====== DATA EXCERPTS ======
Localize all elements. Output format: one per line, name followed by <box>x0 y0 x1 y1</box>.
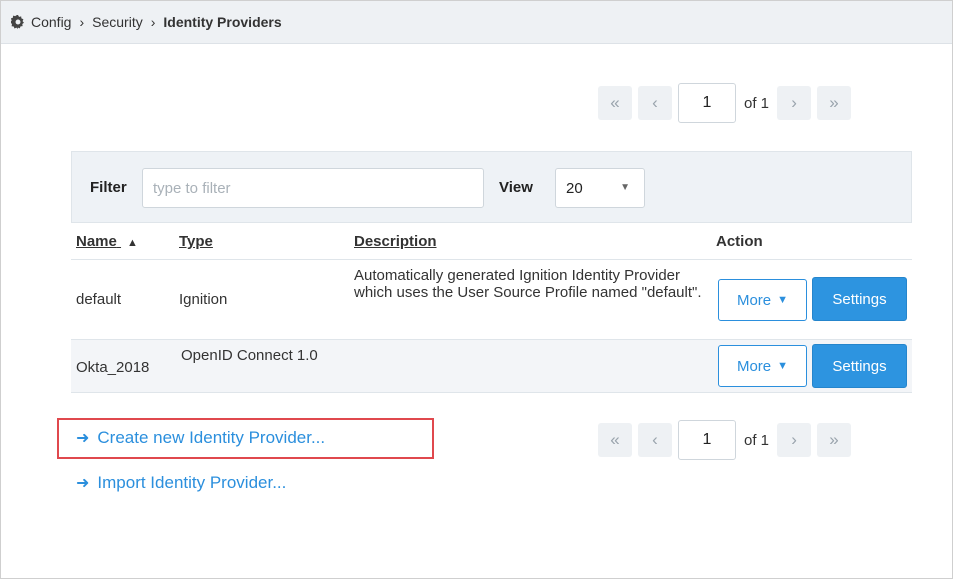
chevron-right-icon: › <box>79 14 85 30</box>
more-button-label: More <box>736 357 772 375</box>
last-page-button[interactable]: » <box>817 86 852 120</box>
breadcrumb-security[interactable]: Security <box>92 14 143 30</box>
next-page-button[interactable]: › <box>777 423 812 457</box>
filter-panel: Filter View 20 ▼ <box>71 151 912 223</box>
prev-page-button[interactable]: ‹ <box>638 86 672 120</box>
column-header-type[interactable]: Type <box>179 233 213 250</box>
caret-down-icon: ▼ <box>777 294 789 306</box>
table-row: Okta_2018 OpenID Connect 1.0 More ▼ Sett… <box>71 339 912 393</box>
column-header-name-label: Name <box>76 233 117 250</box>
more-button[interactable]: More ▼ <box>718 345 807 387</box>
breadcrumb-config[interactable]: Config <box>31 14 71 30</box>
page-number-input[interactable] <box>678 420 736 460</box>
row-name: Okta_2018 <box>76 359 150 376</box>
first-page-button[interactable]: « <box>598 86 632 120</box>
caret-down-icon: ▼ <box>777 360 789 372</box>
first-page-button[interactable]: « <box>598 423 632 457</box>
caret-down-icon: ▼ <box>620 182 630 193</box>
last-page-button[interactable]: » <box>817 423 852 457</box>
table-row: default Ignition Automatically generated… <box>71 259 912 340</box>
create-link-label: Create new Identity Provider... <box>97 428 326 447</box>
row-type: Ignition <box>179 291 228 308</box>
gear-icon <box>11 15 24 29</box>
view-select[interactable]: 20 ▼ <box>555 168 645 208</box>
more-button-label: More <box>736 291 772 309</box>
page-count-label: of 1 <box>744 431 770 449</box>
chevron-right-icon: › <box>150 14 156 30</box>
row-name: default <box>76 291 122 308</box>
breadcrumb-current: Identity Providers <box>163 14 282 30</box>
view-select-value: 20 <box>566 179 583 197</box>
view-label: View <box>499 179 533 196</box>
page: Config › Security › Identity Providers «… <box>1 1 952 578</box>
column-header-name[interactable]: Name ▲ <box>76 233 138 250</box>
column-header-description[interactable]: Description <box>354 233 437 250</box>
row-description: Automatically generated Ignition Identit… <box>354 267 702 301</box>
sort-ascending-icon: ▲ <box>127 237 138 249</box>
settings-button[interactable]: Settings <box>812 344 907 388</box>
more-button[interactable]: More ▼ <box>718 279 807 321</box>
filter-input[interactable] <box>142 168 484 208</box>
column-header-action: Action <box>716 233 763 250</box>
page-count-label: of 1 <box>744 94 770 112</box>
pager-bottom: « ‹ of 1 › » <box>598 420 857 460</box>
filter-label: Filter <box>90 179 127 196</box>
arrow-right-icon: ➜ <box>76 430 90 447</box>
settings-button[interactable]: Settings <box>812 277 907 321</box>
create-identity-provider-link[interactable]: ➜ Create new Identity Provider... <box>76 428 325 448</box>
breadcrumb: Config › Security › Identity Providers <box>1 1 952 44</box>
page-number-input[interactable] <box>678 83 736 123</box>
row-type: OpenID Connect 1.0 <box>181 347 318 364</box>
arrow-right-icon: ➜ <box>76 475 90 492</box>
next-page-button[interactable]: › <box>777 86 812 120</box>
prev-page-button[interactable]: ‹ <box>638 423 672 457</box>
import-identity-provider-link[interactable]: ➜ Import Identity Provider... <box>76 473 286 493</box>
pager-top: « ‹ of 1 › » <box>598 83 857 123</box>
import-link-label: Import Identity Provider... <box>97 473 287 492</box>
======
GOAL OF THE EXERCISE
Please format the part of the material above that opens with the line containing "chevron-right-icon: › <box>79 14 85 30</box>" and closes with the line containing "view-select-value: 20 <box>566" as a numbered list, keeping both of those lines and leaving out any blank ones.

THE OUTPUT
1. chevron-right-icon: › <box>79 14 85 30</box>
2. more-button-label: More <box>736 357 772 375</box>
3. last-page-button[interactable]: » <box>817 86 852 120</box>
4. breadcrumb-security[interactable]: Security <box>92 14 143 30</box>
5. next-page-button[interactable]: › <box>777 423 812 457</box>
6. filter-panel: Filter View 20 ▼ <box>71 151 912 223</box>
7. prev-page-button[interactable]: ‹ <box>638 86 672 120</box>
8. column-header-type[interactable]: Type <box>179 233 213 250</box>
9. caret-down-icon: ▼ <box>777 294 789 306</box>
10. table-row: Okta_2018 OpenID Connect 1.0 More ▼ Sett… <box>71 339 912 393</box>
11. column-header-name-label: Name <box>76 233 117 250</box>
12. more-button[interactable]: More ▼ <box>718 345 807 387</box>
13. breadcrumb-config[interactable]: Config <box>31 14 71 30</box>
14. page-number-input[interactable] <box>678 420 736 460</box>
15. row-name: Okta_2018 <box>76 359 150 376</box>
16. first-page-button[interactable]: « <box>598 86 632 120</box>
17. caret-down-icon: ▼ <box>777 360 789 372</box>
18. first-page-button[interactable]: « <box>598 423 632 457</box>
19. caret-down-icon: ▼ <box>620 182 630 193</box>
20. last-page-button[interactable]: » <box>817 423 852 457</box>
21. table-row: default Ignition Automatically generated… <box>71 259 912 340</box>
22. create-link-label: Create new Identity Provider... <box>97 428 326 447</box>
23. row-type: Ignition <box>179 291 228 308</box>
24. gear-icon <box>11 15 24 29</box>
25. view-select[interactable]: 20 ▼ <box>555 168 645 208</box>
26. more-button-label: More <box>736 291 772 309</box>
27. page-count-label: of 1 <box>744 431 770 449</box>
28. chevron-right-icon: › <box>150 14 156 30</box>
29. row-name: default <box>76 291 122 308</box>
30. breadcrumb-current: Identity Providers <box>163 14 282 30</box>
31. view-select-value: 20 <box>566 179 583 197</box>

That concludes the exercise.